[Data excerpts start]
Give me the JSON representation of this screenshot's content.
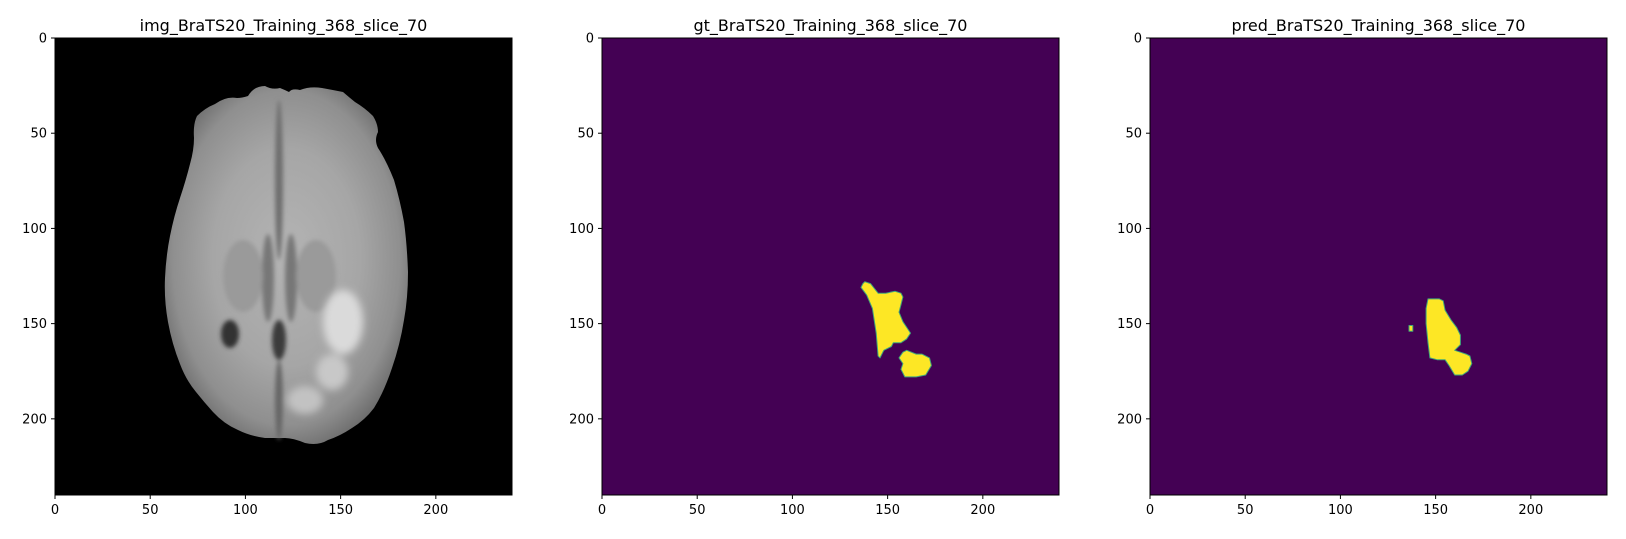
{
  "chart_data": [
    {
      "type": "heatmap",
      "title": "img_BraTS20_Training_368_slice_70",
      "content": "MRI brain slice (grayscale)",
      "colormap": "gray",
      "xlim": [
        0,
        240
      ],
      "ylim": [
        240,
        0
      ],
      "xticks": [
        0,
        50,
        100,
        150,
        200
      ],
      "yticks": [
        0,
        50,
        100,
        150,
        200
      ],
      "xlabel": "",
      "ylabel": ""
    },
    {
      "type": "heatmap",
      "title": "gt_BraTS20_Training_368_slice_70",
      "content": "ground-truth segmentation mask",
      "colormap": "viridis",
      "background_color": "#440154",
      "mask_color": "#fde725",
      "xlim": [
        0,
        240
      ],
      "ylim": [
        240,
        0
      ],
      "xticks": [
        0,
        50,
        100,
        150,
        200
      ],
      "yticks": [
        0,
        50,
        100,
        150,
        200
      ],
      "xlabel": "",
      "ylabel": "",
      "regions": [
        {
          "points": [
            [
              137,
              129
            ],
            [
              138,
              128
            ],
            [
              141,
              129
            ],
            [
              145,
              134
            ],
            [
              149,
              134
            ],
            [
              154,
              133
            ],
            [
              157,
              134
            ],
            [
              158,
              136
            ],
            [
              157,
              140
            ],
            [
              156,
              144
            ],
            [
              158,
              149
            ],
            [
              160,
              152
            ],
            [
              162,
              155
            ],
            [
              160,
              158
            ],
            [
              157,
              160
            ],
            [
              153,
              160
            ],
            [
              152,
              162
            ],
            [
              148,
              164
            ],
            [
              146,
              168
            ],
            [
              145,
              167
            ],
            [
              144,
              155
            ],
            [
              142,
              142
            ],
            [
              139,
              135
            ],
            [
              136,
              131
            ]
          ]
        },
        {
          "points": [
            [
              160,
              164
            ],
            [
              165,
              166
            ],
            [
              168,
              166
            ],
            [
              172,
              168
            ],
            [
              173,
              172
            ],
            [
              170,
              177
            ],
            [
              165,
              178
            ],
            [
              159,
              178
            ],
            [
              157,
              174
            ],
            [
              158,
              171
            ],
            [
              156,
              168
            ],
            [
              158,
              165
            ]
          ]
        }
      ]
    },
    {
      "type": "heatmap",
      "title": "pred_BraTS20_Training_368_slice_70",
      "content": "predicted segmentation mask",
      "colormap": "viridis",
      "background_color": "#440154",
      "mask_color": "#fde725",
      "xlim": [
        0,
        240
      ],
      "ylim": [
        240,
        0
      ],
      "xticks": [
        0,
        50,
        100,
        150,
        200
      ],
      "yticks": [
        0,
        50,
        100,
        150,
        200
      ],
      "xlabel": "",
      "ylabel": "",
      "regions": [
        {
          "points": [
            [
              146,
              137
            ],
            [
              152,
              137
            ],
            [
              154,
              138
            ],
            [
              155,
              143
            ],
            [
              158,
              148
            ],
            [
              161,
              152
            ],
            [
              163,
              156
            ],
            [
              163,
              161
            ],
            [
              160,
              164
            ],
            [
              163,
              165
            ],
            [
              166,
              166
            ],
            [
              168,
              167
            ],
            [
              169,
              171
            ],
            [
              167,
              175
            ],
            [
              164,
              177
            ],
            [
              160,
              177
            ],
            [
              157,
              172
            ],
            [
              155,
              169
            ],
            [
              151,
              169
            ],
            [
              147,
              168
            ],
            [
              146,
              160
            ],
            [
              145,
              150
            ],
            [
              145,
              142
            ]
          ]
        },
        {
          "points": [
            [
              136,
              151
            ],
            [
              138,
              151
            ],
            [
              138,
              154
            ],
            [
              136,
              154
            ]
          ]
        }
      ]
    }
  ]
}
[Data excerpts end]
**Work required:** Leave out the pictures and print each record exactly as it stands.

**Written response:**
Give me the JSON representation of this screenshot's content.
{
  "chart_data": [
    {
      "type": "heatmap",
      "title": "img_BraTS20_Training_368_slice_70",
      "content": "MRI brain slice (grayscale)",
      "colormap": "gray",
      "xlim": [
        0,
        240
      ],
      "ylim": [
        240,
        0
      ],
      "xticks": [
        0,
        50,
        100,
        150,
        200
      ],
      "yticks": [
        0,
        50,
        100,
        150,
        200
      ],
      "xlabel": "",
      "ylabel": ""
    },
    {
      "type": "heatmap",
      "title": "gt_BraTS20_Training_368_slice_70",
      "content": "ground-truth segmentation mask",
      "colormap": "viridis",
      "background_color": "#440154",
      "mask_color": "#fde725",
      "xlim": [
        0,
        240
      ],
      "ylim": [
        240,
        0
      ],
      "xticks": [
        0,
        50,
        100,
        150,
        200
      ],
      "yticks": [
        0,
        50,
        100,
        150,
        200
      ],
      "xlabel": "",
      "ylabel": "",
      "regions": [
        {
          "points": [
            [
              137,
              129
            ],
            [
              138,
              128
            ],
            [
              141,
              129
            ],
            [
              145,
              134
            ],
            [
              149,
              134
            ],
            [
              154,
              133
            ],
            [
              157,
              134
            ],
            [
              158,
              136
            ],
            [
              157,
              140
            ],
            [
              156,
              144
            ],
            [
              158,
              149
            ],
            [
              160,
              152
            ],
            [
              162,
              155
            ],
            [
              160,
              158
            ],
            [
              157,
              160
            ],
            [
              153,
              160
            ],
            [
              152,
              162
            ],
            [
              148,
              164
            ],
            [
              146,
              168
            ],
            [
              145,
              167
            ],
            [
              144,
              155
            ],
            [
              142,
              142
            ],
            [
              139,
              135
            ],
            [
              136,
              131
            ]
          ]
        },
        {
          "points": [
            [
              160,
              164
            ],
            [
              165,
              166
            ],
            [
              168,
              166
            ],
            [
              172,
              168
            ],
            [
              173,
              172
            ],
            [
              170,
              177
            ],
            [
              165,
              178
            ],
            [
              159,
              178
            ],
            [
              157,
              174
            ],
            [
              158,
              171
            ],
            [
              156,
              168
            ],
            [
              158,
              165
            ]
          ]
        }
      ]
    },
    {
      "type": "heatmap",
      "title": "pred_BraTS20_Training_368_slice_70",
      "content": "predicted segmentation mask",
      "colormap": "viridis",
      "background_color": "#440154",
      "mask_color": "#fde725",
      "xlim": [
        0,
        240
      ],
      "ylim": [
        240,
        0
      ],
      "xticks": [
        0,
        50,
        100,
        150,
        200
      ],
      "yticks": [
        0,
        50,
        100,
        150,
        200
      ],
      "xlabel": "",
      "ylabel": "",
      "regions": [
        {
          "points": [
            [
              146,
              137
            ],
            [
              152,
              137
            ],
            [
              154,
              138
            ],
            [
              155,
              143
            ],
            [
              158,
              148
            ],
            [
              161,
              152
            ],
            [
              163,
              156
            ],
            [
              163,
              161
            ],
            [
              160,
              164
            ],
            [
              163,
              165
            ],
            [
              166,
              166
            ],
            [
              168,
              167
            ],
            [
              169,
              171
            ],
            [
              167,
              175
            ],
            [
              164,
              177
            ],
            [
              160,
              177
            ],
            [
              157,
              172
            ],
            [
              155,
              169
            ],
            [
              151,
              169
            ],
            [
              147,
              168
            ],
            [
              146,
              160
            ],
            [
              145,
              150
            ],
            [
              145,
              142
            ]
          ]
        },
        {
          "points": [
            [
              136,
              151
            ],
            [
              138,
              151
            ],
            [
              138,
              154
            ],
            [
              136,
              154
            ]
          ]
        }
      ]
    }
  ]
}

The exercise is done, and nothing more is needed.